U-Arm: An Ultra Low-Cost General Teleoperation Interface for Robot Manipulation

On September 25, a paper titled “U-Arm: Ultra Low-cost General Teleoperation Interface For Robot Manipulation” was published by Shanghai Jiao Tong University, EvoMind Tech, and the Shanghai Algorithm Innovation Research Institute.

U-Arm is a low-cost, rapidly adaptable master-slave teleoperation framework designed to interface with most commercial robotic arms. The system supports teleoperation through a 3D-printed guiding arm with three structurally different components that share a consistent control logic, achieving seamless compatibility with various commercial robot configurations. Compared to previous open-source master-slave interfaces, it further optimizes mechanical design and servo selection, resulting in a Bill of Materials (BOM) cost of only $50.5 for the 6-degree-of-freedom guiding arm and $56.8 for the 7-degree-of-freedom version. To enhance usability, common challenges associated with controlling redundant degrees of freedom are mitigated through mechanical and control optimizations. Experimental results show that U-Arm achieves a 39% higher data collection efficiency and comparable task success rates in various operational scenarios compared to another low-cost teleoperation interface, Joycon (https://github.com/box2ai-robotics/joycon-robotics). It has open-sourced all CAD models for three configurations and provides simulation support to validate the teleoperation workflow. It has also open-sourced real-world operational data collected using U-Arm.

For a long time, collecting large-scale, high-quality dual-arm robot operation data has been a bottleneck for policy learning. Compared to simulated data or human data, real-world robot data is most directly applicable for training robust policies (Bjorck, 2025). Among various data collection methods, human demonstrations remain the primary means of acquiring such real-world data.

Entries shown »
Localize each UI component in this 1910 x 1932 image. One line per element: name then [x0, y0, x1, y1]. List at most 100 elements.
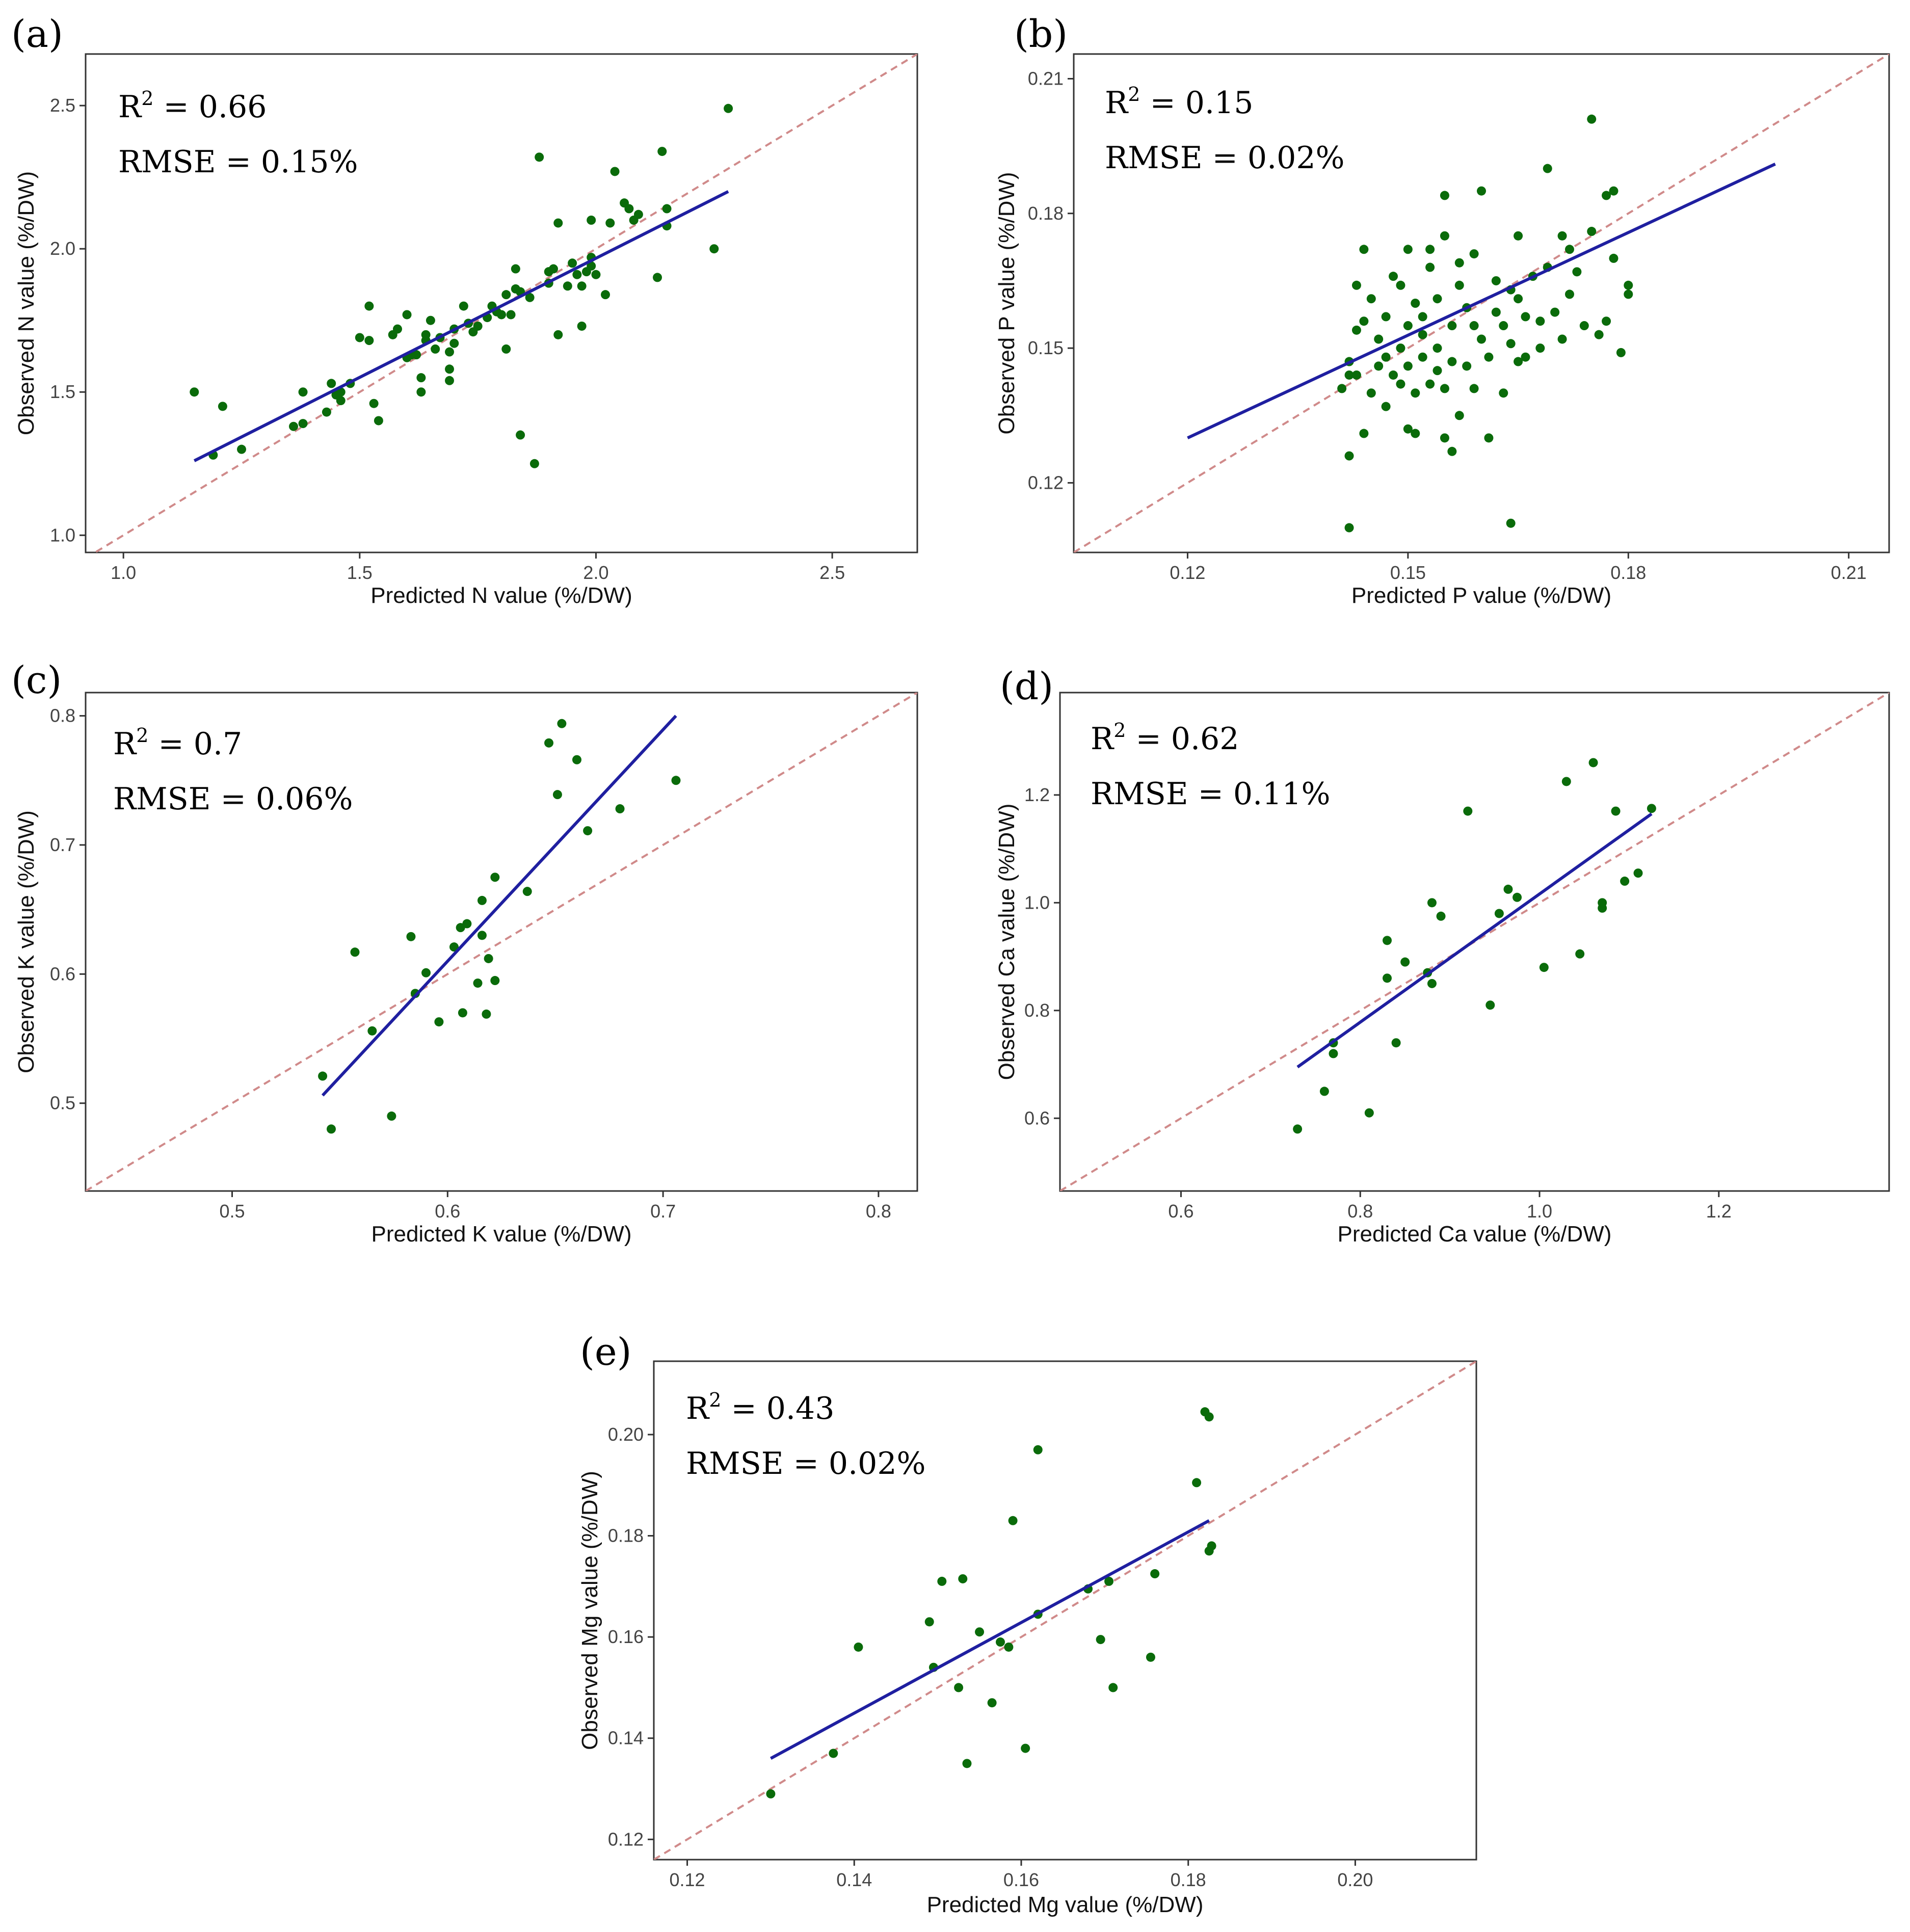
data-point — [552, 790, 562, 800]
r-squared-symbol: R — [686, 1391, 710, 1426]
x-tick-label: 0.6 — [1168, 1201, 1193, 1222]
panel-b: (b) 0.12 0.15 0.18 0.21 0.12 0.15 0.18 0.21 Predi… — [994, 12, 1890, 608]
data-point — [1436, 911, 1446, 921]
y-tick-label: 0.12 — [1028, 472, 1064, 493]
data-point — [1359, 245, 1369, 254]
r-squared-value: = 0.62 — [1126, 721, 1239, 757]
x-tick-label: 1.0 — [111, 562, 136, 583]
data-point — [1543, 164, 1552, 173]
data-point — [924, 1617, 934, 1627]
data-point — [1403, 424, 1413, 434]
panel-label: (b) — [1014, 12, 1068, 56]
data-point — [1359, 429, 1369, 438]
data-point — [336, 396, 346, 406]
y-tick-label: 2.0 — [50, 238, 75, 259]
data-point — [1440, 433, 1449, 443]
data-point — [1403, 321, 1413, 331]
r-squared-value: = 0.15 — [1140, 85, 1253, 121]
data-point — [445, 347, 454, 357]
data-point — [975, 1627, 985, 1637]
x-tick-label: 0.18 — [1610, 562, 1646, 583]
data-point — [1491, 307, 1501, 317]
x-tick-label: 1.0 — [1527, 1201, 1552, 1222]
data-point — [497, 310, 506, 320]
y-axis-title: Observed N value (%/DW) — [14, 171, 39, 435]
data-point — [1418, 312, 1427, 322]
data-point — [1396, 280, 1405, 290]
data-point — [458, 1008, 467, 1018]
data-point — [1572, 267, 1582, 277]
plot-area — [93, 54, 917, 552]
data-point — [1427, 898, 1437, 908]
y-axis-title: Observed Mg value (%/DW) — [577, 1471, 602, 1750]
plot-area — [1074, 54, 1889, 552]
plot-area — [654, 1361, 1476, 1860]
data-point — [1521, 312, 1530, 322]
data-point — [987, 1698, 997, 1708]
data-point — [1521, 352, 1530, 362]
data-point — [473, 321, 483, 331]
x-tick-label: 0.20 — [1337, 1869, 1373, 1890]
data-point — [501, 344, 511, 354]
data-point — [364, 301, 374, 311]
r-squared-exponent: 2 — [709, 1389, 721, 1411]
data-point — [1403, 361, 1413, 371]
data-point — [549, 264, 558, 274]
r-squared-symbol: R — [113, 726, 137, 762]
data-point — [1609, 186, 1619, 196]
data-point — [657, 147, 667, 156]
r-squared-annotation: R2 = 0.7 — [113, 724, 242, 762]
rmse-annotation: RMSE = 0.11% — [1091, 776, 1331, 812]
data-point — [1616, 348, 1626, 357]
data-point — [1351, 325, 1361, 335]
data-point — [525, 293, 535, 302]
data-point — [289, 421, 298, 431]
data-point — [1432, 294, 1442, 304]
data-point — [1108, 1683, 1118, 1692]
r-squared-annotation: R2 = 0.62 — [1091, 719, 1239, 757]
rmse-annotation: RMSE = 0.02% — [686, 1446, 926, 1481]
data-point — [829, 1749, 838, 1758]
y-axis-title: Observed K value (%/DW) — [14, 810, 39, 1073]
data-point — [1374, 334, 1384, 344]
data-point — [1427, 978, 1437, 988]
data-point — [563, 281, 572, 291]
data-point — [445, 364, 454, 374]
data-point — [1594, 330, 1604, 339]
data-point — [954, 1683, 964, 1692]
y-tick-label: 0.8 — [1024, 1000, 1050, 1021]
data-point — [1351, 370, 1361, 380]
data-point — [1602, 191, 1611, 200]
data-point — [1364, 1108, 1374, 1118]
data-point — [1396, 379, 1405, 389]
data-point — [434, 1017, 444, 1027]
data-point — [1440, 231, 1449, 241]
data-point — [449, 338, 459, 348]
data-point — [1602, 316, 1611, 326]
data-point — [1418, 330, 1427, 339]
data-point — [591, 270, 601, 279]
data-point — [1440, 191, 1449, 200]
data-point — [218, 402, 227, 411]
data-point — [1104, 1576, 1114, 1586]
panel-c: (c) 0.5 0.6 0.7 0.8 0.5 0.6 0.7 0.8 Predicted K v… — [11, 658, 918, 1247]
y-tick-label: 0.18 — [1028, 203, 1064, 224]
x-tick-label: 1.5 — [347, 562, 373, 583]
x-tick-label: 0.5 — [219, 1201, 245, 1222]
y-axis-title: Observed P value (%/DW) — [994, 172, 1019, 434]
fit-line — [1187, 163, 1776, 440]
data-point — [1550, 307, 1560, 317]
data-point — [1351, 280, 1361, 290]
data-point — [1411, 429, 1420, 438]
data-point — [1485, 1000, 1495, 1010]
data-point — [511, 264, 520, 274]
y-tick-label: 0.6 — [1024, 1107, 1050, 1128]
data-point — [1383, 936, 1392, 945]
data-point — [1337, 384, 1347, 393]
data-point — [1400, 957, 1410, 967]
r-squared-annotation: R2 = 0.15 — [1105, 83, 1253, 121]
x-tick-label: 0.8 — [1347, 1201, 1373, 1222]
data-point — [1611, 806, 1621, 816]
fit-line — [193, 190, 729, 462]
data-point — [1411, 388, 1420, 398]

What you will do »
- a) Translate this sentence from the U-Arm article into Spanish: "Among various data collection methods, human demonstrations remain the primary means of acquiring such real-world data."
- b) Pick up the U-Arm article after its last sentence and keep writing it.
The listing has no connection to the U-Arm article.

Answers below »
- a) Entre los diversos métodos de recopilación de datos, las demostraciones humanas siguen siendo el principal medio para obtener este tipo de datos del mundo real.

- b)
Previous studies introduced a range of demonstration interfaces, broadly categorized into end-effector trajectory recording devices and master-slave teleoperation systems. End-effector trajectory recording devices (e.g., DexCap Wang 2024, UMI Chi 2024, and OpenTelevision Cheng 2024) are typically lightweight and easy to use. However, the collected data may suffer from issues such as motion singularities, exceeding the robot’s workspace, insufficient accuracy, or requiring complex post-processing. In contrast, master-slave teleoperation systems, such as ALOHA Zhao (2023) and GELLO Wu (2024), achieve intuitive and physically constrained demonstrations through mechanically isomorphic master arms. These systems help ensure that the collected trajectories are physically feasible and executable by the robot.

However, adapting master-slave teleoperation systems to different commercial robotic arms often requires significant engineering work, and the cost barrier remains high. ALOHA’s dual-arm system costs over $50,000, while GELLO, although 3D printable and more replicable, still relies on relatively expensive Dynamixel motors, with a single-arm BOM exceeding $270.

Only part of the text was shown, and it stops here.